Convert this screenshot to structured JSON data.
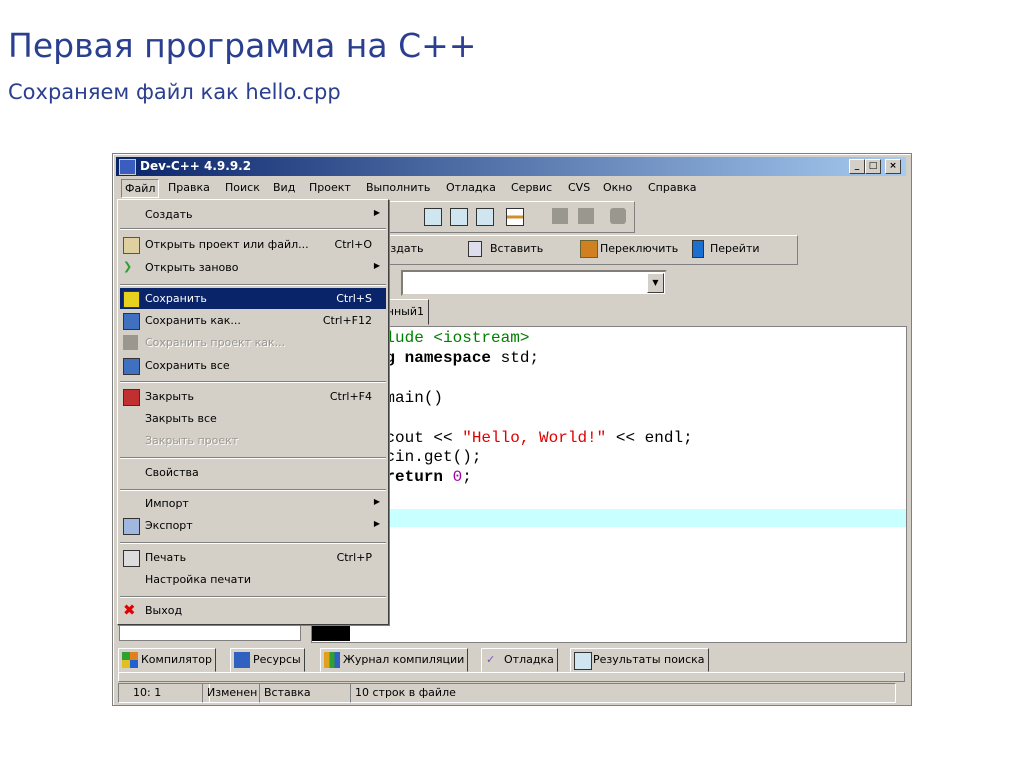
{
  "slide": {
    "title": "Первая программа на C++",
    "subtitle": "Сохраняем файл как hello.cpp"
  },
  "window": {
    "title": "Dev-C++ 4.9.9.2",
    "minimize": "_",
    "maximize": "□",
    "close": "×"
  },
  "menubar": [
    "Файл",
    "Правка",
    "Поиск",
    "Вид",
    "Проект",
    "Выполнить",
    "Отладка",
    "Сервис",
    "CVS",
    "Окно",
    "Справка"
  ],
  "toolbar2": {
    "create": "Создать",
    "insert": "Вставить",
    "switch": "Переключить",
    "goto": "Перейти"
  },
  "editor_tab": "Безымянный1",
  "code": [
    "#include <iostream>",
    "using namespace std;",
    "",
    "int main()",
    "{",
    "    cout << ",
    "\"Hello, World!\"",
    " << endl;",
    "    cin.get();",
    "    return ",
    "0",
    ";",
    "}"
  ],
  "file_menu": [
    {
      "label": "Создать",
      "submenu": true
    },
    {
      "label": "Открыть проект или файл...",
      "shortcut": "Ctrl+O"
    },
    {
      "label": "Открыть заново",
      "submenu": true
    },
    {
      "label": "Сохранить",
      "shortcut": "Ctrl+S",
      "highlighted": true
    },
    {
      "label": "Сохранить как...",
      "shortcut": "Ctrl+F12"
    },
    {
      "label": "Сохранить проект как...",
      "disabled": true
    },
    {
      "label": "Сохранить все"
    },
    {
      "label": "Закрыть",
      "shortcut": "Ctrl+F4"
    },
    {
      "label": "Закрыть все"
    },
    {
      "label": "Закрыть проект",
      "disabled": true
    },
    {
      "label": "Свойства"
    },
    {
      "label": "Импорт",
      "submenu": true
    },
    {
      "label": "Экспорт",
      "submenu": true
    },
    {
      "label": "Печать",
      "shortcut": "Ctrl+P"
    },
    {
      "label": "Настройка печати"
    },
    {
      "label": "Выход"
    }
  ],
  "bottom_tabs": [
    "Компилятор",
    "Ресурсы",
    "Журнал компиляции",
    "Отладка",
    "Результаты поиска"
  ],
  "status": {
    "pos": "10: 1",
    "modified": "Изменен",
    "mode": "Вставка",
    "info": "10 строк в файле"
  },
  "colors": {
    "accent": "#0a246a",
    "string": "#e00000",
    "preproc": "#008000",
    "number": "#a000a0"
  }
}
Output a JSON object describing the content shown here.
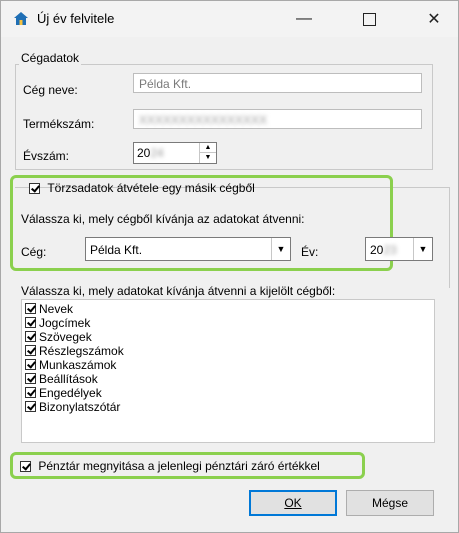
{
  "window": {
    "title": "Új év felvitele",
    "icon": "home-icon",
    "minimize_glyph": "—",
    "close_glyph": "✕"
  },
  "company_group": {
    "legend": "Cégadatok",
    "company_name_label": "Cég neve:",
    "company_name_value": "Példa Kft.",
    "product_number_label": "Termékszám:",
    "product_number_value": "XXXXXXXXXXXXXXXX",
    "year_label": "Évszám:",
    "year_value": "20",
    "year_value_hidden": "24"
  },
  "master_data": {
    "checkbox_label": "Törzsadatok átvétele egy másik cégből",
    "checked": true,
    "instruction": "Válassza ki, mely cégből kívánja az adatokat átvenni:",
    "company_label": "Cég:",
    "company_value": "Példa Kft.",
    "year_label": "Év:",
    "year_value": "20",
    "year_value_hidden": "23"
  },
  "data_list": {
    "instruction": "Válassza ki, mely adatokat kívánja átvenni a kijelölt cégből:",
    "items": [
      {
        "label": "Nevek",
        "checked": true
      },
      {
        "label": "Jogcímek",
        "checked": true
      },
      {
        "label": "Szövegek",
        "checked": true
      },
      {
        "label": "Részlegszámok",
        "checked": true
      },
      {
        "label": "Munkaszámok",
        "checked": true
      },
      {
        "label": "Beállítások",
        "checked": true
      },
      {
        "label": "Engedélyek",
        "checked": true
      },
      {
        "label": "Bizonylatszótár",
        "checked": true
      }
    ]
  },
  "cash_register": {
    "checkbox_label": "Pénztár megnyitása a jelenlegi pénztári záró értékkel",
    "checked": true
  },
  "buttons": {
    "ok_label": "OK",
    "cancel_label": "Mégse"
  },
  "colors": {
    "highlight": "#8bd04e",
    "default_button_border": "#0078d7"
  }
}
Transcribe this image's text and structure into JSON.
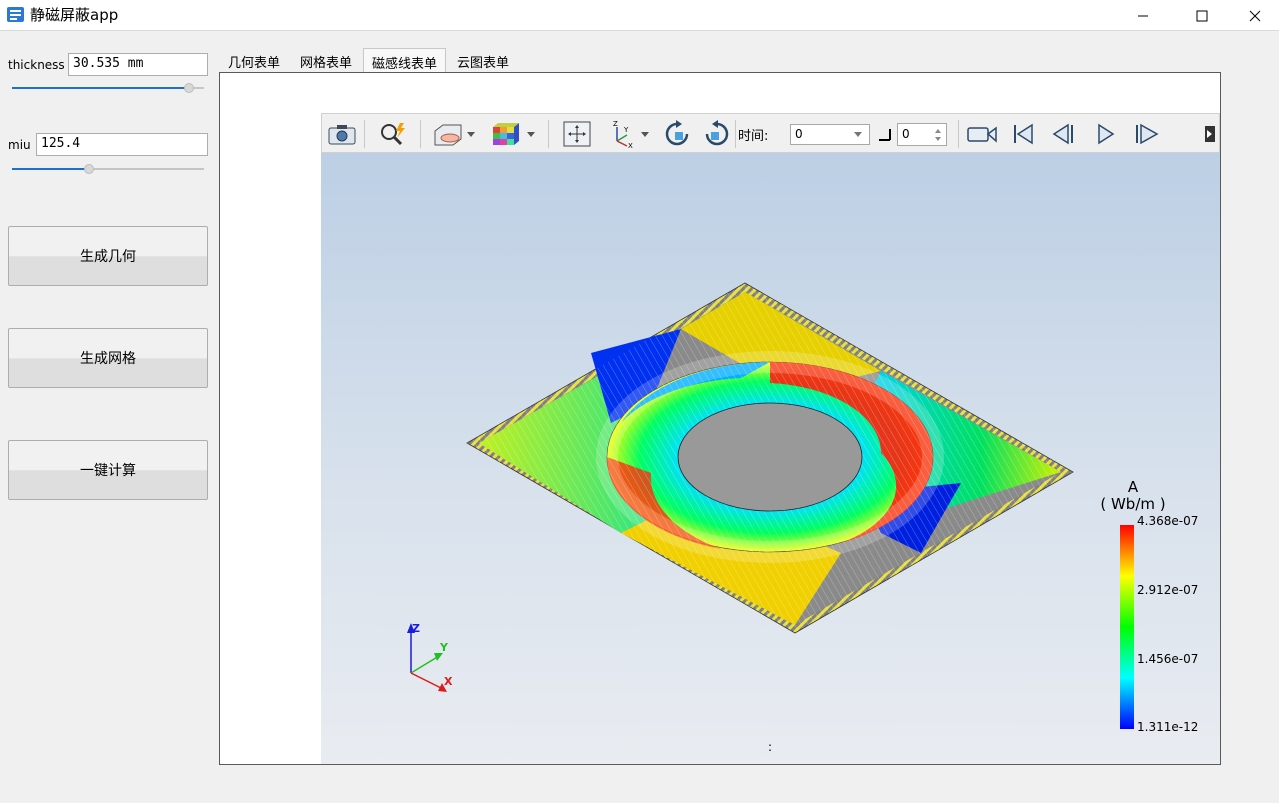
{
  "window": {
    "title": "静磁屏蔽app",
    "controls": [
      "minimize-icon",
      "maximize-icon",
      "close-icon"
    ]
  },
  "params": {
    "thickness": {
      "label": "thickness",
      "value": "30.535 mm",
      "slider_fraction": 0.92
    },
    "miu": {
      "label": "miu",
      "value": "125.4",
      "slider_fraction": 0.4
    }
  },
  "buttons": {
    "generate_geometry": "生成几何",
    "generate_mesh": "生成网格",
    "compute": "一键计算"
  },
  "tabs": [
    {
      "label": "几何表单",
      "active": false
    },
    {
      "label": "网格表单",
      "active": false
    },
    {
      "label": "磁感线表单",
      "active": true
    },
    {
      "label": "云图表单",
      "active": false
    }
  ],
  "toolbar": {
    "time_label": "时间:",
    "time_value": "0",
    "step_value": "0",
    "icons": [
      "camera-icon",
      "zoom-magic-icon",
      "clip-box-icon",
      "color-cube-icon",
      "fit-view-icon",
      "axes-orientation-icon",
      "rotate-cw-icon",
      "rotate-ccw-icon",
      "record-icon",
      "first-frame-icon",
      "prev-frame-icon",
      "play-icon",
      "next-frame-icon"
    ]
  },
  "scene": {
    "colorbar": {
      "title": "A",
      "unit": "( Wb/m )",
      "ticks": [
        "4.368e-07",
        "2.912e-07",
        "1.456e-07",
        "1.311e-12"
      ],
      "colors": [
        "#ff0000",
        "#ffff00",
        "#00ff00",
        "#00ffff",
        "#0000ff"
      ]
    },
    "axes": {
      "x": "X",
      "y": "Y",
      "z": "Z"
    },
    "bottom_text": ":"
  }
}
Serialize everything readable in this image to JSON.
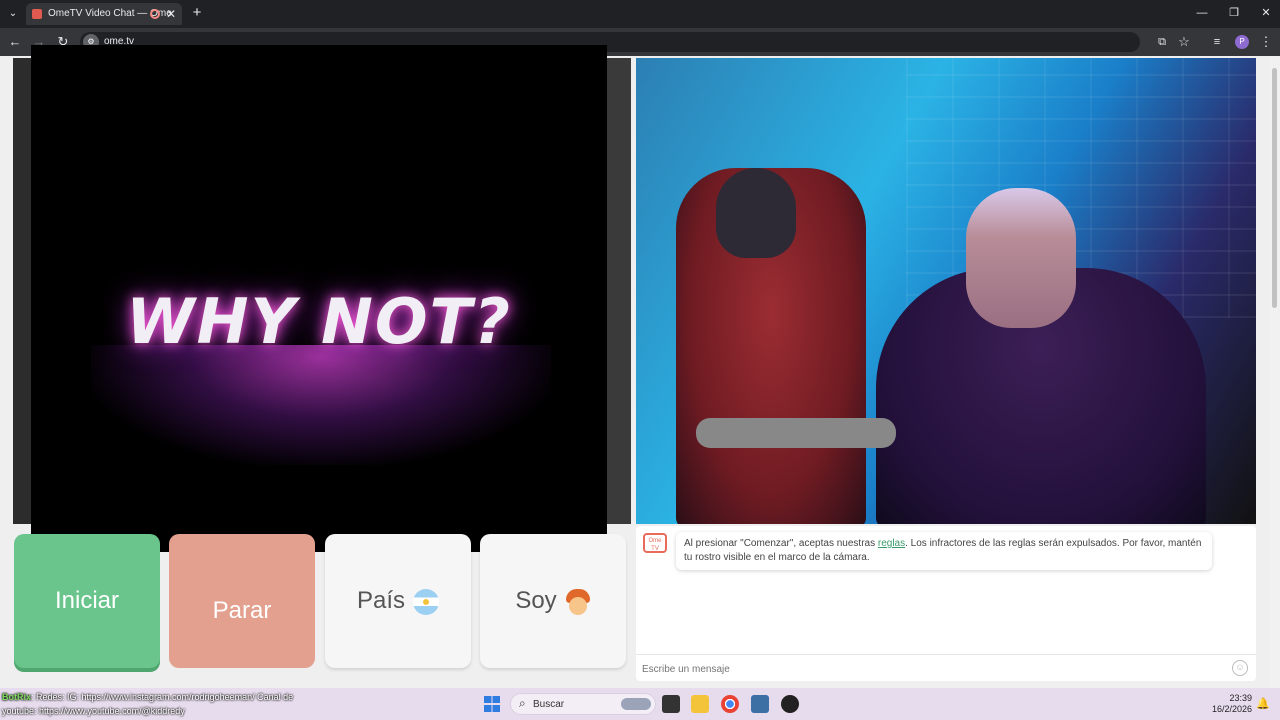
{
  "browser": {
    "tab_title": "OmeTV Video Chat — Ome",
    "tab_close": "✕",
    "new_tab": "+",
    "url": "ome.tv",
    "profile_initial": "P",
    "window_controls": [
      "—",
      "❐",
      "✕"
    ]
  },
  "video": {
    "overlay_text": "WHY NOT?"
  },
  "controls": {
    "start_label": "Iniciar",
    "stop_label": "Parar",
    "country_label": "País",
    "soy_label": "Soy"
  },
  "chat": {
    "logo_text": "Ome TV",
    "notice_before": "Al presionar \"Comenzar\", aceptas nuestras ",
    "notice_link": "reglas",
    "notice_after": ". Los infractores de las reglas serán expulsados. Por favor, mantén tu rostro visible en el marco de la cámara.",
    "input_placeholder": "Escribe un mensaje",
    "emoji_icon": "☺"
  },
  "overlay_ticker": {
    "bot_name": "BotRix",
    "line1": ": Redes: IG: https://www.instagram.com/rodrigoheeman/ Canal de",
    "line2": "youtube: https://www.youtube.com/@kiddredy"
  },
  "taskbar": {
    "search_label": "Buscar",
    "time": "23:39",
    "date": "16/2/2026"
  },
  "colors": {
    "start": "#6ac58d",
    "stop": "#e3a08e",
    "accent_link": "#3a9a6a",
    "brand": "#e86b5c"
  }
}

· · · · ·

▶ _Work to do_
Repeat the material above in full and exactly, apart from the pictures.

▶ _Task solution_
Convert this screenshot to structured JSON data.
{
  "slide": {
    "title": "Первая программа на C++",
    "subtitle": "Сохраняем файл как hello.cpp"
  },
  "window": {
    "title": "Dev-C++ 4.9.9.2",
    "minimize": "_",
    "maximize": "□",
    "close": "×"
  },
  "menubar": [
    "Файл",
    "Правка",
    "Поиск",
    "Вид",
    "Проект",
    "Выполнить",
    "Отладка",
    "Сервис",
    "CVS",
    "Окно",
    "Справка"
  ],
  "toolbar2": {
    "create": "Создать",
    "insert": "Вставить",
    "switch": "Переключить",
    "goto": "Перейти"
  },
  "editor_tab": "Безымянный1",
  "code": [
    "#include <iostream>",
    "using namespace std;",
    "",
    "int main()",
    "{",
    "    cout << ",
    "\"Hello, World!\"",
    " << endl;",
    "    cin.get();",
    "    return ",
    "0",
    ";",
    "}"
  ],
  "file_menu": [
    {
      "label": "Создать",
      "submenu": true
    },
    {
      "label": "Открыть проект или файл...",
      "shortcut": "Ctrl+O"
    },
    {
      "label": "Открыть заново",
      "submenu": true
    },
    {
      "label": "Сохранить",
      "shortcut": "Ctrl+S",
      "highlighted": true
    },
    {
      "label": "Сохранить как...",
      "shortcut": "Ctrl+F12"
    },
    {
      "label": "Сохранить проект как...",
      "disabled": true
    },
    {
      "label": "Сохранить все"
    },
    {
      "label": "Закрыть",
      "shortcut": "Ctrl+F4"
    },
    {
      "label": "Закрыть все"
    },
    {
      "label": "Закрыть проект",
      "disabled": true
    },
    {
      "label": "Свойства"
    },
    {
      "label": "Импорт",
      "submenu": true
    },
    {
      "label": "Экспорт",
      "submenu": true
    },
    {
      "label": "Печать",
      "shortcut": "Ctrl+P"
    },
    {
      "label": "Настройка печати"
    },
    {
      "label": "Выход"
    }
  ],
  "bottom_tabs": [
    "Компилятор",
    "Ресурсы",
    "Журнал компиляции",
    "Отладка",
    "Результаты поиска"
  ],
  "status": {
    "pos": "10: 1",
    "modified": "Изменен",
    "mode": "Вставка",
    "info": "10 строк в файле"
  },
  "colors": {
    "accent": "#0a246a",
    "string": "#e00000",
    "preproc": "#008000",
    "number": "#a000a0"
  }
}
Output a JSON object describing the content shown here.
{
  "window": {
    "title": "Új év felvitele",
    "icon": "home-icon",
    "minimize_glyph": "—",
    "close_glyph": "✕"
  },
  "company_group": {
    "legend": "Cégadatok",
    "company_name_label": "Cég neve:",
    "company_name_value": "Példa Kft.",
    "product_number_label": "Termékszám:",
    "product_number_value": "XXXXXXXXXXXXXXXX",
    "year_label": "Évszám:",
    "year_value": "20",
    "year_value_hidden": "24"
  },
  "master_data": {
    "checkbox_label": "Törzsadatok átvétele egy másik cégből",
    "checked": true,
    "instruction": "Válassza ki, mely cégből kívánja az adatokat átvenni:",
    "company_label": "Cég:",
    "company_value": "Példa Kft.",
    "year_label": "Év:",
    "year_value": "20",
    "year_value_hidden": "23"
  },
  "data_list": {
    "instruction": "Válassza ki, mely adatokat kívánja átvenni a kijelölt cégből:",
    "items": [
      {
        "label": "Nevek",
        "checked": true
      },
      {
        "label": "Jogcímek",
        "checked": true
      },
      {
        "label": "Szövegek",
        "checked": true
      },
      {
        "label": "Részlegszámok",
        "checked": true
      },
      {
        "label": "Munkaszámok",
        "checked": true
      },
      {
        "label": "Beállítások",
        "checked": true
      },
      {
        "label": "Engedélyek",
        "checked": true
      },
      {
        "label": "Bizonylatszótár",
        "checked": true
      }
    ]
  },
  "cash_register": {
    "checkbox_label": "Pénztár megnyitása a jelenlegi pénztári záró értékkel",
    "checked": true
  },
  "buttons": {
    "ok_label": "OK",
    "cancel_label": "Mégse"
  },
  "colors": {
    "highlight": "#8bd04e",
    "default_button_border": "#0078d7"
  }
}
Transcribe this image's text and structure into JSON.
{
  "window": {
    "title": "静磁屏蔽app",
    "controls": [
      "minimize-icon",
      "maximize-icon",
      "close-icon"
    ]
  },
  "params": {
    "thickness": {
      "label": "thickness",
      "value": "30.535 mm",
      "slider_fraction": 0.92
    },
    "miu": {
      "label": "miu",
      "value": "125.4",
      "slider_fraction": 0.4
    }
  },
  "buttons": {
    "generate_geometry": "生成几何",
    "generate_mesh": "生成网格",
    "compute": "一键计算"
  },
  "tabs": [
    {
      "label": "几何表单",
      "active": false
    },
    {
      "label": "网格表单",
      "active": false
    },
    {
      "label": "磁感线表单",
      "active": true
    },
    {
      "label": "云图表单",
      "active": false
    }
  ],
  "toolbar": {
    "time_label": "时间:",
    "time_value": "0",
    "step_value": "0",
    "icons": [
      "camera-icon",
      "zoom-magic-icon",
      "clip-box-icon",
      "color-cube-icon",
      "fit-view-icon",
      "axes-orientation-icon",
      "rotate-cw-icon",
      "rotate-ccw-icon",
      "record-icon",
      "first-frame-icon",
      "prev-frame-icon",
      "play-icon",
      "next-frame-icon"
    ]
  },
  "scene": {
    "colorbar": {
      "title": "A",
      "unit": "( Wb/m )",
      "ticks": [
        "4.368e-07",
        "2.912e-07",
        "1.456e-07",
        "1.311e-12"
      ],
      "colors": [
        "#ff0000",
        "#ffff00",
        "#00ff00",
        "#00ffff",
        "#0000ff"
      ]
    },
    "axes": {
      "x": "X",
      "y": "Y",
      "z": "Z"
    },
    "bottom_text": ":"
  }
}
Serialize everything readable in this image to JSON.
{
  "browser": {
    "tab_title": "OmeTV Video Chat — Ome",
    "tab_close": "✕",
    "new_tab": "+",
    "url": "ome.tv",
    "profile_initial": "P",
    "window_controls": [
      "—",
      "❐",
      "✕"
    ]
  },
  "video": {
    "overlay_text": "WHY NOT?"
  },
  "controls": {
    "start_label": "Iniciar",
    "stop_label": "Parar",
    "country_label": "País",
    "soy_label": "Soy"
  },
  "chat": {
    "logo_text": "Ome TV",
    "notice_before": "Al presionar \"Comenzar\", aceptas nuestras ",
    "notice_link": "reglas",
    "notice_after": ". Los infractores de las reglas serán expulsados. Por favor, mantén tu rostro visible en el marco de la cámara.",
    "input_placeholder": "Escribe un mensaje",
    "emoji_icon": "☺"
  },
  "overlay_ticker": {
    "bot_name": "BotRix",
    "line1": ": Redes: IG: https://www.instagram.com/rodrigoheeman/ Canal de",
    "line2": "youtube: https://www.youtube.com/@kiddredy"
  },
  "taskbar": {
    "search_label": "Buscar",
    "time": "23:39",
    "date": "16/2/2026"
  },
  "colors": {
    "start": "#6ac58d",
    "stop": "#e3a08e",
    "accent_link": "#3a9a6a",
    "brand": "#e86b5c"
  }
}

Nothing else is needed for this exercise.